Extrait à lire:

Ceux qui utilisent les définitions et les mesures relatives à la corruption, en particulier les autorités chargées du maintien de l’ordre, sont confrontés à un autre élément empêchant la prévention et la réduction de la corruption. Les mauvaises interprétations, intentionnelles, qu’on peut considérer comme une infraction des lois, ouvrent la porte à un usage complètement abusif des obligations publiques déléguées aux diverses forces de contrôle. Les manifestations les plus tangibles de la corruption sont liées, entre autres, aux officiers de police. La corruption, qu’elle prenne la forme d’une promesse, d’une offre ou encore d’un cadeau, inclut à la fois l’instigateur (corruption active) et celui qui bénéficie de l’offre (corruption passive). La trafic d’influence en est encore une autre forme : dans ce cas, en échange de transgressions de la loi, le fonctionnaire peut gratifier le corrupteur d’avantages excessifs. L’abus de position inclut l’usage, ou l’absence d’usage, à des fins illégales d’obligations publiques pour le profit d’un tiers.  L’enrichissement illicite est la manifestation la plus discutable de corruption liée à la police : ici, les revenus ne peuvent pas être justifiés  mais toute poursuite criminelle est contraire à la présomption d’innocence et inverse la charge de la preuve.
 
Pour atténuer la corruption des fonctionnaires de police, la tactique la plus courante consiste à réduire la discrétion qui leur est laissée lors de l’exécution de leurs devoirs. Parmi les aspects concrets, on compte :

  • la surveillance interne (grâce à l’infiltration d’un collègue chargé d’espionner l’équipe d’enquête) ;
  • une augmentation de l’utilisation d’équipements numériques (substitué aux efforts physiques des officiers, ou utilisés complémentairement) ;
  • la désinstitutionalisation des services de police (en les réassignant auprès d’entreprises ou d’organisations non gouvernementales) ;
  • pour finir, le contrôle des citoyens afin de déterminer l’existence d’un comportement abusif de la part des fonctionnaires de police.

Problèmes à résoudre:
A. Pouvez-vous résumer en deux phrases l'extrait sur la corruption policière ?
B. Pouvez-vous reproduire sans rien changer le passage de l'extrait sur la corruption policière qui va de « Pour atténuer la » jusqu'à « fonctionnaires de police. » inclus ?

Extraits des données:
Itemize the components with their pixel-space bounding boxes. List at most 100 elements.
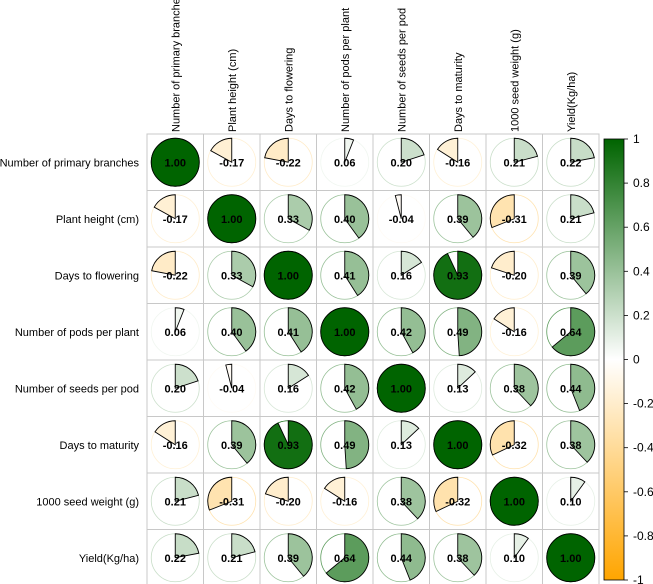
correlation-value-label: 0.16 [391, 270, 412, 282]
pie-sector [225, 363, 233, 389]
column-label: Yield(Kg/ha) [566, 72, 578, 132]
row-label: Plant height (cm) [56, 214, 139, 226]
pie-sector [287, 307, 313, 353]
correlation-cell: 0.10 [542, 472, 600, 530]
pie-sector [174, 533, 200, 559]
pie-sector [174, 476, 200, 502]
column-label: 1000 seed weight (g) [509, 29, 521, 132]
correlation-value-label: 0.21 [560, 214, 581, 226]
correlation-cell: -0.32 [429, 472, 487, 530]
row-label: 1000 seed weight (g) [36, 496, 139, 508]
pie-sector [433, 476, 459, 513]
column-label: Plant height (cm) [227, 49, 239, 132]
correlation-value-label: 0.44 [560, 383, 582, 395]
column-label: Number of pods per plant [340, 8, 352, 132]
correlation-cell: 1.00 [259, 246, 317, 304]
pie-sector [287, 363, 310, 390]
legend-tick-label: 0.2 [633, 308, 650, 322]
pie-sector [287, 194, 313, 231]
correlation-cell: 0.21 [485, 133, 543, 191]
pie-sector [323, 476, 346, 503]
correlation-cell: 0.39 [542, 246, 600, 304]
correlation-value-label: 0.13 [391, 440, 412, 452]
correlation-cell: -0.04 [372, 190, 430, 248]
pie-sector [344, 420, 370, 470]
correlation-value-label: 1.00 [391, 383, 412, 395]
correlation-value-label: 0.33 [221, 270, 242, 282]
column-label: Number of primary branches [170, 0, 182, 132]
legend-tick-label: 0.4 [633, 264, 650, 278]
pie-sector [400, 307, 426, 354]
correlation-value-label: 0.39 [278, 553, 299, 565]
correlation-value-label: -0.04 [389, 214, 415, 226]
correlation-cell: 0.64 [542, 303, 600, 361]
correlation-cell: 0.40 [316, 190, 374, 248]
correlation-cell: 0.21 [203, 529, 261, 584]
correlation-cell: -0.04 [203, 359, 261, 417]
correlation-value-label: 0.42 [334, 383, 355, 395]
correlation-cell: -0.20 [259, 472, 317, 530]
correlation-cell: 0.41 [316, 246, 374, 304]
pie-sector [376, 363, 426, 413]
correlation-value-label: 0.38 [447, 553, 468, 565]
pie-sector [264, 476, 289, 502]
correlation-cell: 0.39 [259, 529, 317, 584]
correlation-value-label: 1.00 [221, 214, 242, 226]
correlation-cell: -0.22 [259, 133, 317, 191]
correlation-value-label: -0.32 [502, 440, 527, 452]
correlation-value-label: 0.64 [560, 327, 582, 339]
correlation-value-label: 0.39 [221, 440, 242, 452]
correlation-cell: -0.17 [203, 133, 261, 191]
column-label: Days to flowering [283, 48, 295, 132]
correlation-cell: 0.21 [146, 472, 204, 530]
correlation-value-label: 0.38 [560, 440, 581, 452]
correlation-value-label: 1.00 [165, 157, 186, 169]
pie-sector [263, 250, 313, 300]
pie-sector [490, 250, 515, 276]
row-label: Number of seeds per pod [15, 383, 139, 395]
correlation-cell: 0.06 [146, 303, 204, 361]
correlation-value-label: 0.49 [447, 327, 468, 339]
pie-sector [436, 137, 459, 164]
legend-tick-label: 0.8 [633, 176, 650, 190]
correlation-value-label: 0.33 [278, 214, 299, 226]
pie-sector [489, 476, 539, 526]
correlation-value-label: -0.04 [219, 383, 245, 395]
correlation-cell: 0.38 [542, 416, 600, 474]
correlation-value-label: 0.42 [391, 327, 412, 339]
legend-tick-label: -0.2 [633, 397, 653, 411]
correlation-cell: 0.40 [203, 303, 261, 361]
pie-sector [344, 194, 370, 239]
row-label: Days to flowering [55, 270, 139, 282]
correlation-value-label: 0.40 [334, 214, 355, 226]
correlation-cell: 1.00 [316, 303, 374, 361]
pie-sector [150, 137, 200, 187]
correlation-value-label: 0.40 [221, 327, 242, 339]
pie-sector [457, 194, 483, 238]
legend-ticks: 1 0.8 0.6 0.4 0.2 0 -0.2 -0.4 -0.6 -0.8 -1 [624, 132, 653, 584]
pie-sector [400, 420, 420, 446]
correlation-cell: 1.00 [146, 133, 204, 191]
correlation-cell: 1.00 [429, 416, 487, 474]
pie-sector [546, 533, 596, 583]
pie-sector [433, 420, 483, 470]
correlation-value-label: -0.16 [163, 440, 188, 452]
pie-sector [570, 363, 596, 412]
pie-sector [264, 137, 289, 163]
pie-sector [174, 307, 185, 332]
correlation-cell: -0.16 [429, 133, 487, 191]
legend-tick-label: -0.6 [633, 485, 653, 499]
correlation-cell: 0.06 [316, 133, 374, 191]
correlation-value-label: 0.22 [165, 553, 186, 565]
pie-sector [457, 307, 483, 357]
correlation-cell: 0.49 [429, 303, 487, 361]
correlation-cell: 0.41 [259, 303, 317, 361]
correlation-value-label: 0.49 [334, 440, 355, 452]
correlation-value-label: 0.22 [560, 157, 581, 169]
correlation-cell: 0.38 [485, 359, 543, 417]
correlation-value-label: 0.93 [447, 270, 468, 282]
pie-sector [551, 307, 596, 357]
row-label: Days to maturity [60, 440, 140, 452]
pie-sector [570, 250, 596, 295]
correlation-value-label: 0.64 [334, 553, 356, 565]
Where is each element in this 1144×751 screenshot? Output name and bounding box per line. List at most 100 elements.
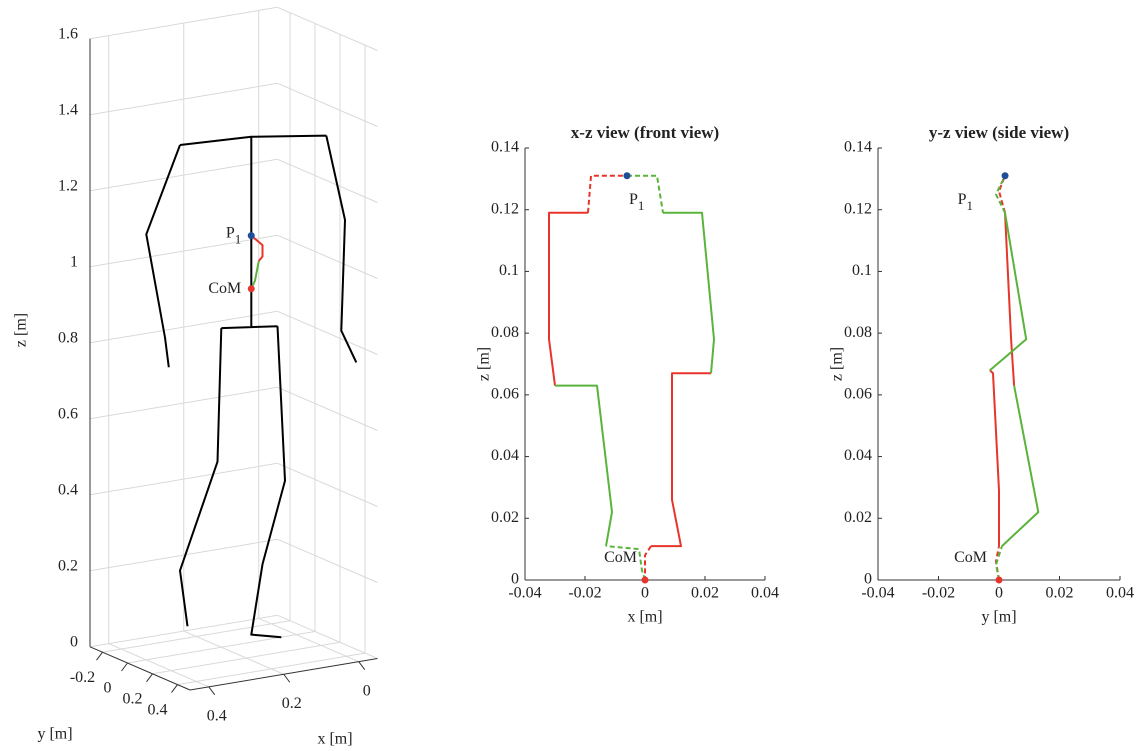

Réponses aux exercices:
A. La corruption liée à la police prend plusieurs formes, notamment la corruption active et passive, le trafic d'influence, l'abus de position et l'enrichissement illicite. Pour l'atténuer, la tactique la plus courante consiste à réduire la discrétion laissée aux fonctionnaires de police, par exemple grâce à la surveillance interne, à un usage accru des équipements numériques, à la désinstitutionalisation des services de police et au contrôle des citoyens.

B.
Pour atténuer la corruption des fonctionnaires de police, la tactique la plus courante consiste à réduire la discrétion qui leur est laissée lors de l’exécution de leurs devoirs. Parmi les aspects concrets, on compte :

  • la surveillance interne (grâce à l’infiltration d’un collègue chargé d’espionner l’équipe d’enquête) ;
  • une augmentation de l’utilisation d’équipements numériques (substitué aux efforts physiques des officiers, ou utilisés complémentairement) ;
  • la désinstitutionalisation des services de police (en les réassignant auprès d’entreprises ou d’organisations non gouvernementales) ;
  • pour finir, le contrôle des citoyens afin de déterminer l’existence d’un comportement abusif de la part des fonctionnaires de police.